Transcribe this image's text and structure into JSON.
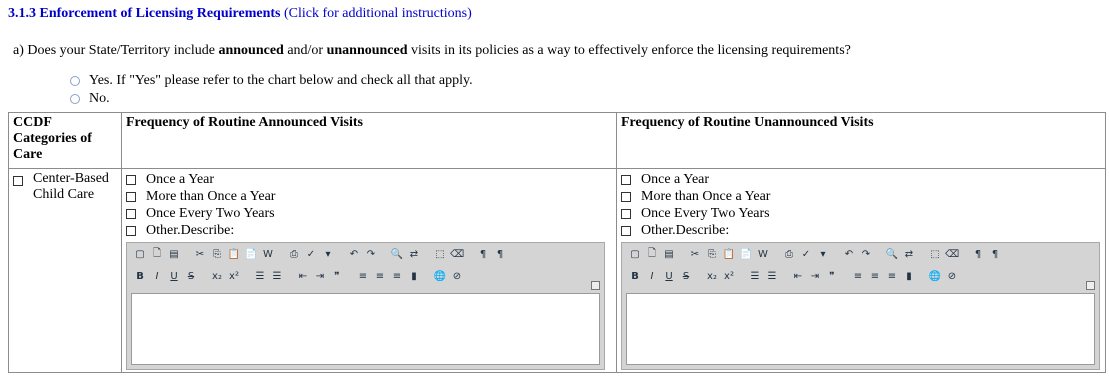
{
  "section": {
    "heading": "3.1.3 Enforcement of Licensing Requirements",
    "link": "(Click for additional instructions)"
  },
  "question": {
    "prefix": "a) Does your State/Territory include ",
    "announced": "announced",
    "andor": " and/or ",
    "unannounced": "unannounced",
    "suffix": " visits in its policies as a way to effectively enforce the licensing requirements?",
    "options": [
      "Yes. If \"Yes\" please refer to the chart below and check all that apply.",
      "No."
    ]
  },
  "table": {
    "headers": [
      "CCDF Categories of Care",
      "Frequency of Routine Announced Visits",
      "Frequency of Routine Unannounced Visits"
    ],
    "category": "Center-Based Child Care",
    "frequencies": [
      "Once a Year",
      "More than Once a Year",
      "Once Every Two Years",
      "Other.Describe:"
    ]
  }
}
========================
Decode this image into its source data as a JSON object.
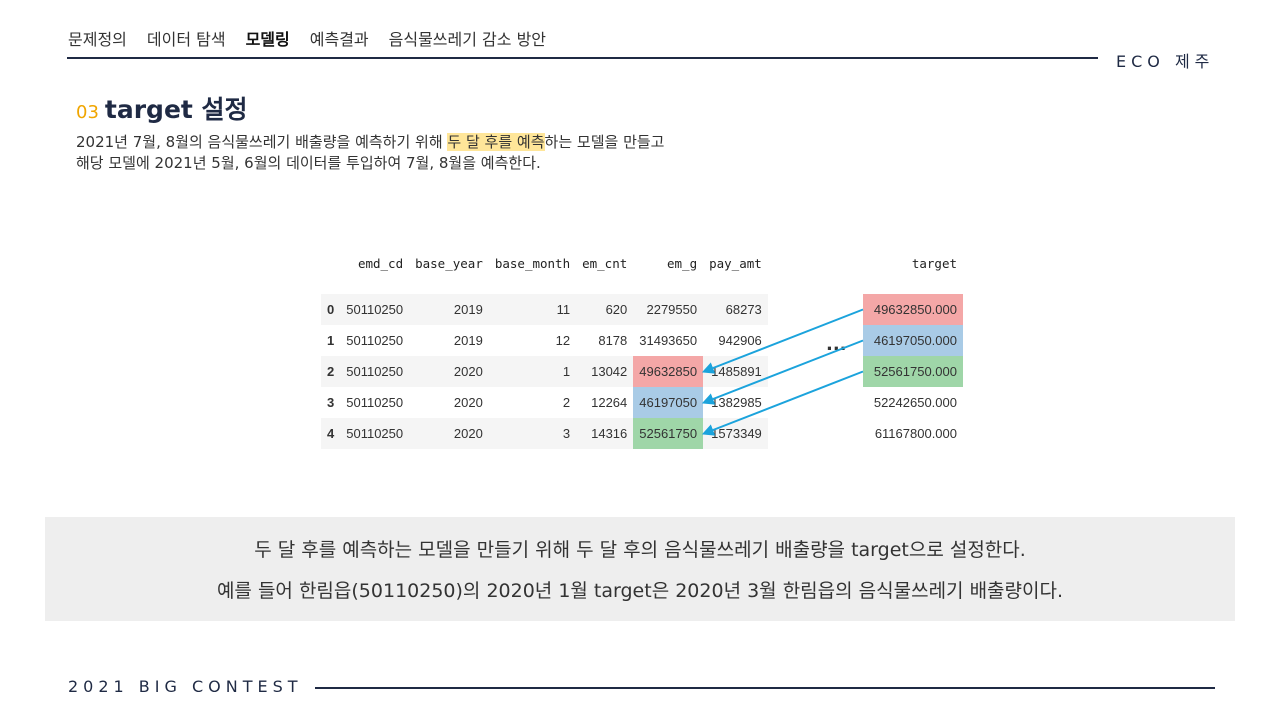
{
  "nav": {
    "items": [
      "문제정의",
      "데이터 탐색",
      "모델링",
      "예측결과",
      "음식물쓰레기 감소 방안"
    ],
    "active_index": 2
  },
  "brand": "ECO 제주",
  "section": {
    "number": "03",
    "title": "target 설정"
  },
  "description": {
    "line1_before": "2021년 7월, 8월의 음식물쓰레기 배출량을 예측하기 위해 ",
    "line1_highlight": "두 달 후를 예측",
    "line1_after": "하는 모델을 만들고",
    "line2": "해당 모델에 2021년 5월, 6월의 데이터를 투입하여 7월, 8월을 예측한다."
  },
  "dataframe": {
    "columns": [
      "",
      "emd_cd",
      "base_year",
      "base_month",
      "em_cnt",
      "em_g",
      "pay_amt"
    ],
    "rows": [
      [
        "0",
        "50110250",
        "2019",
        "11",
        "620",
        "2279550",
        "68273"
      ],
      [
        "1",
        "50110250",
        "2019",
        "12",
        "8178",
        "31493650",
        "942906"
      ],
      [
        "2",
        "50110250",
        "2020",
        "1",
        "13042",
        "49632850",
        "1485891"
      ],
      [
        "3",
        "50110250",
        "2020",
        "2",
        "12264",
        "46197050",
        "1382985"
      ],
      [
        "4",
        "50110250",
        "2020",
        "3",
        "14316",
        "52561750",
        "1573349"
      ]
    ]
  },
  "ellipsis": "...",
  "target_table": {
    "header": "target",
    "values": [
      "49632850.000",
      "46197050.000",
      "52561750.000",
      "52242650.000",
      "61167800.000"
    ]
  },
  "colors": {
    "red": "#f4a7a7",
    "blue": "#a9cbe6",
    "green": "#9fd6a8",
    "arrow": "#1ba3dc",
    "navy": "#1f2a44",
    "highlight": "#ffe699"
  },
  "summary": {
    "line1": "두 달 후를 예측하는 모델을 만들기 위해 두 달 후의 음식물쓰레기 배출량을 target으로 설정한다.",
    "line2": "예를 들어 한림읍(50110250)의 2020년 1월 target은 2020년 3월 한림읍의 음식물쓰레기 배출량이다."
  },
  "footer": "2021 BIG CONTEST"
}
========================
=== Work instructions ===
Which lines contain "JSON"? Show each of them.

=== Response to the task ===
Transcribe this image's text and structure into JSON.
Decode this image into its source data as a JSON object.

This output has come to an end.